Records for this task:
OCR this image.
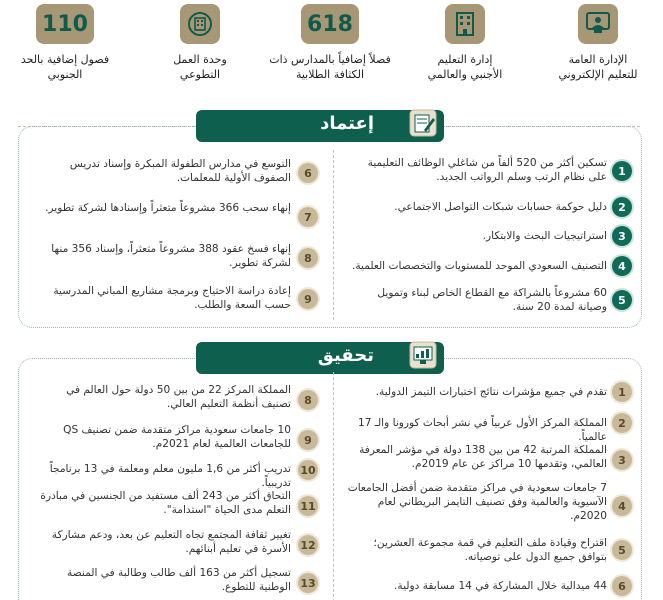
الإدارة العامة
للتعليم الإلكتروني
إدارة التعليم
الأجنبي والعالمي
618
فصلاً إضافياً بالمدارس ذات
الكثافة الطلابية
وحدة العمل
التطوعي
110
فصول إضافية بالحد
الجنوبي
إعتماد
1
تسكين أكثر من 520 ألفاً من شاغلي الوظائف التعليمية على نظام الرتب وسلم الرواتب الجديد.
2
دليل حوكمة حسابات شبكات التواصل الاجتماعي.
3
استراتيجيات البحث والابتكار.
4
التصنيف السعودي الموحد للمستويات والتخصصات العلمية.
5
60 مشروعاً بالشراكة مع القطاع الخاص لبناء وتمويل وصيانة لمدة 20 سنة.
6
التوسع في مدارس الطفولة المبكرة وإسناد تدريس الصفوف الأولية للمعلمات.
7
إنهاء سحب 366 مشروعاً متعثراً وإسنادها لشركة تطوير.
8
إنهاء فسخ عقود 388 مشروعاً متعثراً، وإسناد 356 منها لشركة تطوير.
9
إعادة دراسة الاحتياج وبرمجة مشاريع المباني المدرسية حسب السعة والطلب.
تحقيق
1
تقدم في جميع مؤشرات نتائج اختبارات التيمز الدولية.
2
المملكة المركز الأول عربياً في نشر أبحاث كورونا والـ 17 عالمياً.
3
المملكة المرتبة 42 من بين 138 دولة في مؤشر المعرفة العالمي، وتقدمها 10 مراكز عن عام 2019م.
4
7 جامعات سعودية في مراكز متقدمة ضمن أفضل الجامعات الآسيوية والعالمية وفق تصنيف التايمز البريطاني لعام 2020م.
5
اقتراح وقيادة ملف التعليم في قمة مجموعة العشرين؛ بتوافق جميع الدول على توصياته.
6
44 ميدالية خلال المشاركة في 14 مسابقة دولية.
8
المملكة المركز 22 من بين 50 دولة حول العالم في تصنيف أنظمة التعليم العالي.
9
10 جامعات سعودية مراكز متقدمة ضمن تصنيف QS للجامعات العالمية لعام 2021م.
10
تدريب أكثر من 1,6 مليون معلم ومعلمة في 13 برنامجاً تدريبياً.
11
التحاق أكثر من 243 ألف مستفيد من الجنسين في مبادرة التعلم مدى الحياة "استدامة".
12
تغيير ثقافة المجتمع تجاه التعليم عن بعد، ودعم مشاركة الأسرة في تعليم أبنائهم.
13
تسجيل أكثر من 163 ألف طالب وطالبة في المنصة الوطنية للتطوع.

Written request: Print out every entry above without changing a word, and leave out the pictures.

Completed exercise:
OCR this image.
الإدارة العامة
للتعليم الإلكتروني
إدارة التعليم
الأجنبي والعالمي
618
فصلاً إضافياً بالمدارس ذات
الكثافة الطلابية
وحدة العمل
التطوعي
110
فصول إضافية بالحد
الجنوبي
إعتماد
1
تسكين أكثر من 520 ألفاً من شاغلي الوظائف التعليمية على نظام الرتب وسلم الرواتب الجديد.
2
دليل حوكمة حسابات شبكات التواصل الاجتماعي.
3
استراتيجيات البحث والابتكار.
4
التصنيف السعودي الموحد للمستويات والتخصصات العلمية.
5
60 مشروعاً بالشراكة مع القطاع الخاص لبناء وتمويل وصيانة لمدة 20 سنة.
6
التوسع في مدارس الطفولة المبكرة وإسناد تدريس الصفوف الأولية للمعلمات.
7
إنهاء سحب 366 مشروعاً متعثراً وإسنادها لشركة تطوير.
8
إنهاء فسخ عقود 388 مشروعاً متعثراً، وإسناد 356 منها لشركة تطوير.
9
إعادة دراسة الاحتياج وبرمجة مشاريع المباني المدرسية حسب السعة والطلب.
تحقيق
1
تقدم في جميع مؤشرات نتائج اختبارات التيمز الدولية.
2
المملكة المركز الأول عربياً في نشر أبحاث كورونا والـ 17 عالمياً.
3
المملكة المرتبة 42 من بين 138 دولة في مؤشر المعرفة العالمي، وتقدمها 10 مراكز عن عام 2019م.
4
7 جامعات سعودية في مراكز متقدمة ضمن أفضل الجامعات الآسيوية والعالمية وفق تصنيف التايمز البريطاني لعام 2020م.
5
اقتراح وقيادة ملف التعليم في قمة مجموعة العشرين؛ بتوافق جميع الدول على توصياته.
6
44 ميدالية خلال المشاركة في 14 مسابقة دولية.
8
المملكة المركز 22 من بين 50 دولة حول العالم في تصنيف أنظمة التعليم العالي.
9
10 جامعات سعودية مراكز متقدمة ضمن تصنيف QS للجامعات العالمية لعام 2021م.
10
تدريب أكثر من 1,6 مليون معلم ومعلمة في 13 برنامجاً تدريبياً.
11
التحاق أكثر من 243 ألف مستفيد من الجنسين في مبادرة التعلم مدى الحياة "استدامة".
12
تغيير ثقافة المجتمع تجاه التعليم عن بعد، ودعم مشاركة الأسرة في تعليم أبنائهم.
13
تسجيل أكثر من 163 ألف طالب وطالبة في المنصة الوطنية للتطوع.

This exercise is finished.